#### Instructions for the task:
Could you reproduce, word for word, the lines from the first one through the line containing "maximize-icon[interactable]: ☐ [1670,14,1740,58]"?

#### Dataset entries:
┏━━

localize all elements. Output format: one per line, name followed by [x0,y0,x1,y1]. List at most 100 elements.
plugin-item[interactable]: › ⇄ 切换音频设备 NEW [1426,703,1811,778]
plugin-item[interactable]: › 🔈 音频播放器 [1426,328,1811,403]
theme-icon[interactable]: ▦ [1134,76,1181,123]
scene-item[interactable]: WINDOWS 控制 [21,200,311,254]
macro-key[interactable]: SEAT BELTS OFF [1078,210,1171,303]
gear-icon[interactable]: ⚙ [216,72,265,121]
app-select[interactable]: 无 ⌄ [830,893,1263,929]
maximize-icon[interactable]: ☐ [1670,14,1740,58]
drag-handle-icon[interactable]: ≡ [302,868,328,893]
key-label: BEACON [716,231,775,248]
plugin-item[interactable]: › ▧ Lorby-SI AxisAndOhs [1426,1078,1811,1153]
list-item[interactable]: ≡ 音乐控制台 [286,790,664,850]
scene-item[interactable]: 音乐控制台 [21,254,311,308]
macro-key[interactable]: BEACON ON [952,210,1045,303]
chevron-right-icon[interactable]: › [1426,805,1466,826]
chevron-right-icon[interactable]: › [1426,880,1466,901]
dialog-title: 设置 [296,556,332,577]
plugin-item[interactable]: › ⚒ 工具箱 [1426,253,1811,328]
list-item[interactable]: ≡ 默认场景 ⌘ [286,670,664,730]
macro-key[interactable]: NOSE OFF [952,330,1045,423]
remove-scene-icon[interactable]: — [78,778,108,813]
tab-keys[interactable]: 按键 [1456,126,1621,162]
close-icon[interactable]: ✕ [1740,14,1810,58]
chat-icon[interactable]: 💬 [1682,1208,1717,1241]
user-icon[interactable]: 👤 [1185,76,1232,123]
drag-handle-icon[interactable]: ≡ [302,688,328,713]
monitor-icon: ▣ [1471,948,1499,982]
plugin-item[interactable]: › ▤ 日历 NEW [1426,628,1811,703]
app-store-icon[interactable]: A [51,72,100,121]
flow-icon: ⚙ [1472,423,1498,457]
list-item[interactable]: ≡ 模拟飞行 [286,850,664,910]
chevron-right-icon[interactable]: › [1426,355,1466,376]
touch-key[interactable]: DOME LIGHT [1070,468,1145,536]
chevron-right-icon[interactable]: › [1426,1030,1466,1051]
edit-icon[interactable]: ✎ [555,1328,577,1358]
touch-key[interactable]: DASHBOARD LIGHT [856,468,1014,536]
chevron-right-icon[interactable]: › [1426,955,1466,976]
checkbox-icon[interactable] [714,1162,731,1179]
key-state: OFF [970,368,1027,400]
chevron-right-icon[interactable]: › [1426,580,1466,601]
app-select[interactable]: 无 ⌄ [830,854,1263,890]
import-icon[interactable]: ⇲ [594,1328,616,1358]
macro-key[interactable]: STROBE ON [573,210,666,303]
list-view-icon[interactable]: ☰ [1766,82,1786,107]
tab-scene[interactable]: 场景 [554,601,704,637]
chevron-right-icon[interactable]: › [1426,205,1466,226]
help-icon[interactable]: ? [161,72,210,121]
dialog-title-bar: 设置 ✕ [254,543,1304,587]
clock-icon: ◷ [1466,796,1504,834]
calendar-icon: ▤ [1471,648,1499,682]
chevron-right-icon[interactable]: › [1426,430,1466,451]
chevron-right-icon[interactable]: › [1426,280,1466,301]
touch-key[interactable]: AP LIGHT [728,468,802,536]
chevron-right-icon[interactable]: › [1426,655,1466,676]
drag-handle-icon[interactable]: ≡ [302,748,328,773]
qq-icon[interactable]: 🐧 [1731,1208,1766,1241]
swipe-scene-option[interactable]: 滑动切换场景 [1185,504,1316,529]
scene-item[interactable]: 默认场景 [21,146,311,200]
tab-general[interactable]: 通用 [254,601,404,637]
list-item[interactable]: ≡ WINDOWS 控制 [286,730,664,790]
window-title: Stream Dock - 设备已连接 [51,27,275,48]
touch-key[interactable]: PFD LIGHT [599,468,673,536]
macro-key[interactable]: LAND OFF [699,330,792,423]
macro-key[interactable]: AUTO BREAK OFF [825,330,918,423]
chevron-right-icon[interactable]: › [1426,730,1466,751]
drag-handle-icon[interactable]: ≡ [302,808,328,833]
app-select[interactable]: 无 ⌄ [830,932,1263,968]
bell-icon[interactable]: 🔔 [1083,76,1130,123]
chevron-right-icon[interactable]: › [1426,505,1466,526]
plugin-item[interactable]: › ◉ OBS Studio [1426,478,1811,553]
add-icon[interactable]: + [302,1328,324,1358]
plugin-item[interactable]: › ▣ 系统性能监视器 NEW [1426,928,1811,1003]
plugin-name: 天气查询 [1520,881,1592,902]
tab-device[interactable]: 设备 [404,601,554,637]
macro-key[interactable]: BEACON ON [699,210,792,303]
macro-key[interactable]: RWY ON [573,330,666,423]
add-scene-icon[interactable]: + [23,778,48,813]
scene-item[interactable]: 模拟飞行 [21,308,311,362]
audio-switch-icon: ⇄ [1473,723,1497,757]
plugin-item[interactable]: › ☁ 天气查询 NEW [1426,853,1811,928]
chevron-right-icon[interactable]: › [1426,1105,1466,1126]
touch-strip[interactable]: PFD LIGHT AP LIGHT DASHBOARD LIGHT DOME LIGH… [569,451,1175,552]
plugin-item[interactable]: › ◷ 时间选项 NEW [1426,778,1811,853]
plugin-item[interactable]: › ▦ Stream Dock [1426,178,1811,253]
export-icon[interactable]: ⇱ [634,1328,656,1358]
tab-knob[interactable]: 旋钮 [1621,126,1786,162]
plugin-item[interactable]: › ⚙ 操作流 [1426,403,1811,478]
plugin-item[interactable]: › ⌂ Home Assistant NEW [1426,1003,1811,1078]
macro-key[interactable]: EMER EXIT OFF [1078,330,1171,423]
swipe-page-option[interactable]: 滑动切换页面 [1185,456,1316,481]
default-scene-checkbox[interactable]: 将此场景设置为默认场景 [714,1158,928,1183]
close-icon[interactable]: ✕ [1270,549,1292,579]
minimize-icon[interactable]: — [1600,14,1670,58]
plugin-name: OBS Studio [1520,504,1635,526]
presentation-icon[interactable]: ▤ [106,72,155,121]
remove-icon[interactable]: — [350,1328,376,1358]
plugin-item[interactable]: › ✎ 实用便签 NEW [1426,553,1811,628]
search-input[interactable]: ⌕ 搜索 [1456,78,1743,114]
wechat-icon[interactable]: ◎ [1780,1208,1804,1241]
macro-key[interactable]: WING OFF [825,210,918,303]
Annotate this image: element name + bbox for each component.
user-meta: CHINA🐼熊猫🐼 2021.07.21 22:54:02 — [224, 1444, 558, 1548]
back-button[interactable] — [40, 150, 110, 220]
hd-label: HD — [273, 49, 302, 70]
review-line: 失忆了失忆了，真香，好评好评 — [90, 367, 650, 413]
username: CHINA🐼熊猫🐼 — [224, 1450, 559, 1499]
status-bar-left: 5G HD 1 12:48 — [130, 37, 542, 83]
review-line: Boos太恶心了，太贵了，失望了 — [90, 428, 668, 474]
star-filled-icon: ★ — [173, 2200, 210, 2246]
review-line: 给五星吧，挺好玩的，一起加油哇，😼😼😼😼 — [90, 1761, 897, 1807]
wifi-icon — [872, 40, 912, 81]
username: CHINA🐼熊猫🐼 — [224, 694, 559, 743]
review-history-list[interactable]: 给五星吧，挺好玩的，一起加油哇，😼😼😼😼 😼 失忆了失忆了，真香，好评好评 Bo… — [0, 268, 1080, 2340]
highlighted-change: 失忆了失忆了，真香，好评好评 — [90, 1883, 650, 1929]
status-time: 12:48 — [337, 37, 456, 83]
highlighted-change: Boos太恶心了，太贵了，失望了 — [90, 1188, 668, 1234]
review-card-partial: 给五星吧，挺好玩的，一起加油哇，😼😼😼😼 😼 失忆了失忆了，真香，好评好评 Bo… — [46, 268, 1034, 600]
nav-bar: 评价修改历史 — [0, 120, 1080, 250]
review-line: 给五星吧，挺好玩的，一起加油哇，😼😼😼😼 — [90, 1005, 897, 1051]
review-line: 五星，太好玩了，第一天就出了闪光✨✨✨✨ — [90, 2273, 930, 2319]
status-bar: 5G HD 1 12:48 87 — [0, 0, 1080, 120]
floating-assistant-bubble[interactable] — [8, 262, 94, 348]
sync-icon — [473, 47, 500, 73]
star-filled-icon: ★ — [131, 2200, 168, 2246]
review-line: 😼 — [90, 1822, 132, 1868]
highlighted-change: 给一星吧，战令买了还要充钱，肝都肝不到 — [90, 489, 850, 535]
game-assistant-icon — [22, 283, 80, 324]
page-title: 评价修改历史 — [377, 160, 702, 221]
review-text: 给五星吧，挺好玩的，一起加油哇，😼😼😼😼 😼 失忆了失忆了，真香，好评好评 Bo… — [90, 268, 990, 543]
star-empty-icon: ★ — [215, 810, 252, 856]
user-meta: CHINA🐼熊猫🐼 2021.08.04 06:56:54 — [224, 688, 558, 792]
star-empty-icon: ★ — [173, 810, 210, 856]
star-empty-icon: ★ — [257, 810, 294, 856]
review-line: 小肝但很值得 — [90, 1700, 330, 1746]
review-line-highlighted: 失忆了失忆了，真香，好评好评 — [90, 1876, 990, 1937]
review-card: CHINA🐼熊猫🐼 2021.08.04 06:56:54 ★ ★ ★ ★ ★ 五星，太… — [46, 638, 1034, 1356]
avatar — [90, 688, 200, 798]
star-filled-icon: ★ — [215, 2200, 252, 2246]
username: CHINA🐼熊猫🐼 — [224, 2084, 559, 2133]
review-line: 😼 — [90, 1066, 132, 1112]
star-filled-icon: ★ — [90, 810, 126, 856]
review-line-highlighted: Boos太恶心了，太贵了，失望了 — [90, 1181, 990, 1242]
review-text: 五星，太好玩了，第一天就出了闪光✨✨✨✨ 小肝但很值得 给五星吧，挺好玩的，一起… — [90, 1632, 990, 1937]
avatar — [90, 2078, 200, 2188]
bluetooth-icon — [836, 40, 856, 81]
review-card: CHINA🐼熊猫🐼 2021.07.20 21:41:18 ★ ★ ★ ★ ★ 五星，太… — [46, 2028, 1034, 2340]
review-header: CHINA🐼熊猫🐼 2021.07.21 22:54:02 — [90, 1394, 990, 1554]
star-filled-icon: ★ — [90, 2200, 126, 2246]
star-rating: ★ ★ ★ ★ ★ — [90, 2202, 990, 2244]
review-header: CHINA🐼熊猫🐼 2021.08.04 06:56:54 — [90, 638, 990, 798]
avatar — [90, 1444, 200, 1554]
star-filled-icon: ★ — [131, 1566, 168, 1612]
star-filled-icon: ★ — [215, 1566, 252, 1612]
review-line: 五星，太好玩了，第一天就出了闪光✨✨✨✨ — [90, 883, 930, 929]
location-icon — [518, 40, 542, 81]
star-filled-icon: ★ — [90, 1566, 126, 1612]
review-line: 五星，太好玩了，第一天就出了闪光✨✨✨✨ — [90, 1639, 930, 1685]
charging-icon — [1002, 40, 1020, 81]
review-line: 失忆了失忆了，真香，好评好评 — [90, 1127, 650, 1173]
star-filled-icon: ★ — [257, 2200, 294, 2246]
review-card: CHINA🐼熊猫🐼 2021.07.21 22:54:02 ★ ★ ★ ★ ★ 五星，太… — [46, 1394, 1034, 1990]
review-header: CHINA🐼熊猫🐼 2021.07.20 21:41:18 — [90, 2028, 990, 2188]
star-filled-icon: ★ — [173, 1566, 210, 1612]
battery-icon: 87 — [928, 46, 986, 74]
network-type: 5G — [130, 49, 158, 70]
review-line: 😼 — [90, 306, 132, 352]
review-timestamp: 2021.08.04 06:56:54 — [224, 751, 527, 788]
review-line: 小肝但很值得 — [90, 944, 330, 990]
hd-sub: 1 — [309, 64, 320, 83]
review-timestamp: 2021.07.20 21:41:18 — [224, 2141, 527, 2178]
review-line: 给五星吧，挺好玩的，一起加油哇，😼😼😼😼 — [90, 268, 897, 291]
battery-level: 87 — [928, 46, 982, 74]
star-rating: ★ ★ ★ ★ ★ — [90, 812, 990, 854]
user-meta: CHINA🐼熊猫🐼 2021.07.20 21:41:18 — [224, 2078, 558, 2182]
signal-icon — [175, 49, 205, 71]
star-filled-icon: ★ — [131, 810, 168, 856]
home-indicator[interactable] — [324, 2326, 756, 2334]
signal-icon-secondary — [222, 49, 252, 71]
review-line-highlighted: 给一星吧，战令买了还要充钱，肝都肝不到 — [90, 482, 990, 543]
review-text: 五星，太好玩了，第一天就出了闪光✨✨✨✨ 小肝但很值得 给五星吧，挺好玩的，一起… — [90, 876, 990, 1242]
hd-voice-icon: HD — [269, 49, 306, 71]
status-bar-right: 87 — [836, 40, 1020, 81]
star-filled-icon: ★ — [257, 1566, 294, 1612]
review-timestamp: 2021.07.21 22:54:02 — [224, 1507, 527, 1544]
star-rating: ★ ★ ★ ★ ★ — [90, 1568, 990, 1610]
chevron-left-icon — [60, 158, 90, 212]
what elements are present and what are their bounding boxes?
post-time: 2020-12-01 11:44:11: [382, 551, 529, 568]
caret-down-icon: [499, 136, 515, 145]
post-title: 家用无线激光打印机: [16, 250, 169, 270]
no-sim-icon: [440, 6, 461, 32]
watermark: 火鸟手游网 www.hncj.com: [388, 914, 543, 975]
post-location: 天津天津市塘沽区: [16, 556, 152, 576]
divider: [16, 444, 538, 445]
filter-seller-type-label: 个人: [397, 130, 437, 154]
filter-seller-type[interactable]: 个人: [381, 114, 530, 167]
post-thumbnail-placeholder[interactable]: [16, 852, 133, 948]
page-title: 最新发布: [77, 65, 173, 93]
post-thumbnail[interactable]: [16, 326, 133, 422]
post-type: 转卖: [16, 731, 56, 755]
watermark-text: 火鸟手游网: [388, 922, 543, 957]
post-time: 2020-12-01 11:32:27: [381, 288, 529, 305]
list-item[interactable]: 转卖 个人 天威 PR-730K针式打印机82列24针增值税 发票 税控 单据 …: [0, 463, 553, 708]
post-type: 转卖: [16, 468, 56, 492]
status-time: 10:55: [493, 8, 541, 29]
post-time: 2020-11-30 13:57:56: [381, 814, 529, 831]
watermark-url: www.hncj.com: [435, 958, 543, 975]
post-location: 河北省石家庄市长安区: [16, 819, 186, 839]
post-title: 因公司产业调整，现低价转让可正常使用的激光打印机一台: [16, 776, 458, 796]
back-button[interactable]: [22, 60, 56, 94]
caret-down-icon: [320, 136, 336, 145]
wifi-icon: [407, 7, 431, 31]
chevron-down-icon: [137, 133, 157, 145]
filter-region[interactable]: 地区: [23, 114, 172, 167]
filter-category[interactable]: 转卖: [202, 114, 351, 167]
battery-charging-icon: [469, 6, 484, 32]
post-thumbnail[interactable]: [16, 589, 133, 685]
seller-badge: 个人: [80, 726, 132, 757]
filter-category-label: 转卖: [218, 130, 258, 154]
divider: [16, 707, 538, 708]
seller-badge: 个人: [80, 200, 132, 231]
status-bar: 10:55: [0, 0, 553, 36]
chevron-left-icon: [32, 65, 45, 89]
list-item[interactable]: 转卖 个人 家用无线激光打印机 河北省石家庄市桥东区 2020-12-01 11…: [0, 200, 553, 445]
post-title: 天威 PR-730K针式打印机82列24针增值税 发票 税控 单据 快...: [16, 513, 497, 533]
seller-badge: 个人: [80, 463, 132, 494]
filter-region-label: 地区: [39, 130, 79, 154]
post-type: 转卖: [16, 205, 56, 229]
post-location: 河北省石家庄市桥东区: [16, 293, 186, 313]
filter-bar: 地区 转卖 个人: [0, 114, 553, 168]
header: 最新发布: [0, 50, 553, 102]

┗━━

#### Answer to the task:
localize all elements. Output format: one per line, name followed by [x0,y0,x1,y1]. List at most 100 elements.
plugin-item[interactable]: › ⇄ 切换音频设备 NEW [1426,703,1811,778]
plugin-item[interactable]: › 🔈 音频播放器 [1426,328,1811,403]
theme-icon[interactable]: ▦ [1134,76,1181,123]
scene-item[interactable]: WINDOWS 控制 [21,200,311,254]
macro-key[interactable]: SEAT BELTS OFF [1078,210,1171,303]
gear-icon[interactable]: ⚙ [216,72,265,121]
app-select[interactable]: 无 ⌄ [830,893,1263,929]
maximize-icon[interactable]: ☐ [1670,14,1740,58]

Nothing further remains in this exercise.